▶ **Source material**:
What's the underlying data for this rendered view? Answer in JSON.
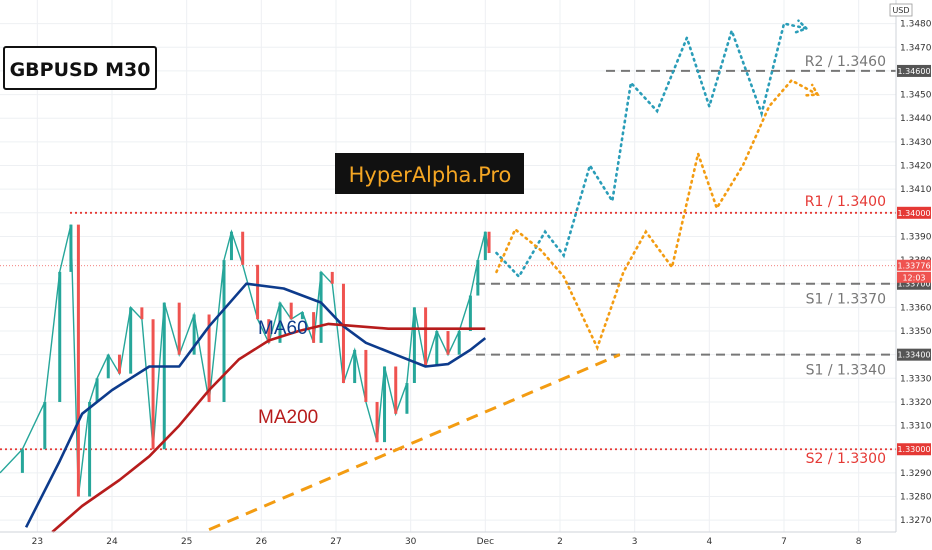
{
  "chart_data": {
    "type": "line",
    "title": "GBPUSD M30",
    "watermark": "HyperAlpha.Pro",
    "currency_label": "USD",
    "y_range": [
      1.3265,
      1.349
    ],
    "y_ticks": [
      "1.34800",
      "1.34700",
      "1.34600",
      "1.34500",
      "1.34400",
      "1.34300",
      "1.34200",
      "1.34100",
      "1.34000",
      "1.33900",
      "1.33800",
      "1.33700",
      "1.33600",
      "1.33500",
      "1.33400",
      "1.33300",
      "1.33200",
      "1.33100",
      "1.33000",
      "1.32900",
      "1.32800",
      "1.32700"
    ],
    "y_tick_values": [
      1.348,
      1.347,
      1.346,
      1.345,
      1.344,
      1.343,
      1.342,
      1.341,
      1.34,
      1.339,
      1.338,
      1.337,
      1.336,
      1.335,
      1.334,
      1.333,
      1.332,
      1.331,
      1.33,
      1.329,
      1.328,
      1.327
    ],
    "x_ticks": [
      "23",
      "24",
      "25",
      "26",
      "27",
      "30",
      "Dec",
      "2",
      "3",
      "4",
      "7",
      "8"
    ],
    "x_tick_positions": [
      0.5,
      1.5,
      2.5,
      3.5,
      4.5,
      5.5,
      6.5,
      7.5,
      8.5,
      9.5,
      10.5,
      11.5
    ],
    "x_range": [
      0,
      12
    ],
    "current_price": "1.33776",
    "countdown": "12:03",
    "grid": true,
    "levels": [
      {
        "label": "R2 / 1.3460",
        "value": 1.346,
        "axis_label": "1.34600",
        "color": "#777777",
        "style": "dashed"
      },
      {
        "label": "R1 / 1.3400",
        "value": 1.34,
        "axis_label": "1.34000",
        "color": "#e53935",
        "style": "dotted"
      },
      {
        "label": "S1 / 1.3370",
        "value": 1.337,
        "axis_label": "1.33700",
        "color": "#777777",
        "style": "dashed"
      },
      {
        "label": "S1 / 1.3340",
        "value": 1.334,
        "axis_label": "1.33400",
        "color": "#777777",
        "style": "dashed"
      },
      {
        "label": "S2 / 1.3300",
        "value": 1.33,
        "axis_label": "1.33000",
        "color": "#e53935",
        "style": "dotted"
      }
    ],
    "moving_averages": [
      {
        "name": "MA60",
        "color": "#0d3b8c",
        "x": [
          0.35,
          0.8,
          1.1,
          1.5,
          2.0,
          2.4,
          2.8,
          3.3,
          3.8,
          4.3,
          4.6,
          4.9,
          5.3,
          5.7,
          6.0,
          6.3,
          6.5
        ],
        "y": [
          1.3267,
          1.3295,
          1.3315,
          1.3325,
          1.3335,
          1.3335,
          1.3352,
          1.337,
          1.3368,
          1.3362,
          1.3352,
          1.3345,
          1.334,
          1.3335,
          1.3336,
          1.3342,
          1.3347
        ]
      },
      {
        "name": "MA200",
        "color": "#b71c1c",
        "x": [
          0.7,
          1.1,
          1.6,
          2.0,
          2.4,
          2.8,
          3.2,
          3.6,
          4.0,
          4.4,
          4.8,
          5.2,
          5.6,
          6.0,
          6.3,
          6.5
        ],
        "y": [
          1.3265,
          1.3276,
          1.3287,
          1.3297,
          1.331,
          1.3325,
          1.3338,
          1.3346,
          1.335,
          1.3353,
          1.3352,
          1.3351,
          1.3351,
          1.3351,
          1.3351,
          1.3351
        ]
      }
    ],
    "trendline": {
      "name": "",
      "color": "#f39c12",
      "x": [
        2.8,
        8.3
      ],
      "y": [
        1.3266,
        1.334
      ]
    },
    "price_series": {
      "name": "",
      "x": [
        0.0,
        0.3,
        0.6,
        0.8,
        0.95,
        1.05,
        1.2,
        1.3,
        1.45,
        1.6,
        1.75,
        1.9,
        2.05,
        2.2,
        2.4,
        2.6,
        2.8,
        3.0,
        3.1,
        3.25,
        3.45,
        3.6,
        3.75,
        3.9,
        4.05,
        4.2,
        4.3,
        4.45,
        4.6,
        4.75,
        4.9,
        5.05,
        5.15,
        5.3,
        5.45,
        5.55,
        5.7,
        5.85,
        6.0,
        6.15,
        6.3,
        6.4,
        6.5,
        6.55
      ],
      "y": [
        1.329,
        1.33,
        1.332,
        1.3375,
        1.3395,
        1.328,
        1.332,
        1.333,
        1.334,
        1.3332,
        1.336,
        1.3355,
        1.33,
        1.3362,
        1.334,
        1.3357,
        1.332,
        1.338,
        1.3392,
        1.3378,
        1.3355,
        1.3345,
        1.3362,
        1.3355,
        1.3358,
        1.3345,
        1.3375,
        1.337,
        1.3328,
        1.3342,
        1.332,
        1.3303,
        1.3335,
        1.3315,
        1.3328,
        1.336,
        1.3335,
        1.335,
        1.334,
        1.335,
        1.3365,
        1.338,
        1.3392,
        1.3383
      ]
    },
    "projections": [
      {
        "name": "",
        "color": "#2a9db8",
        "x": [
          6.65,
          6.95,
          7.3,
          7.55,
          7.9,
          8.2,
          8.45,
          8.8,
          9.2,
          9.5,
          9.8,
          10.2,
          10.5,
          10.8
        ],
        "y": [
          1.3383,
          1.3373,
          1.3392,
          1.3382,
          1.342,
          1.3405,
          1.3455,
          1.3443,
          1.3474,
          1.3445,
          1.3477,
          1.3442,
          1.348,
          1.3478
        ]
      },
      {
        "name": "",
        "color": "#f39c12",
        "x": [
          6.65,
          6.9,
          7.25,
          7.55,
          8.0,
          8.35,
          8.65,
          9.0,
          9.35,
          9.6,
          9.95,
          10.3,
          10.6,
          10.95
        ],
        "y": [
          1.3375,
          1.3393,
          1.3384,
          1.3373,
          1.3343,
          1.3375,
          1.3392,
          1.3377,
          1.3425,
          1.3402,
          1.342,
          1.3445,
          1.3456,
          1.345
        ]
      }
    ]
  }
}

▶ **Task objective**: Pick out the lines that include the word "color" and write them out.

▶ **Task output**:
        "color": "#777777",
        "color": "#e53935",
        "color": "#777777",
        "color": "#777777",
        "color": "#e53935",
        "color": "#0d3b8c",
        "color": "#b71c1c",
      "color": "#f39c12",
        "color": "#2a9db8",
        "color": "#f39c12",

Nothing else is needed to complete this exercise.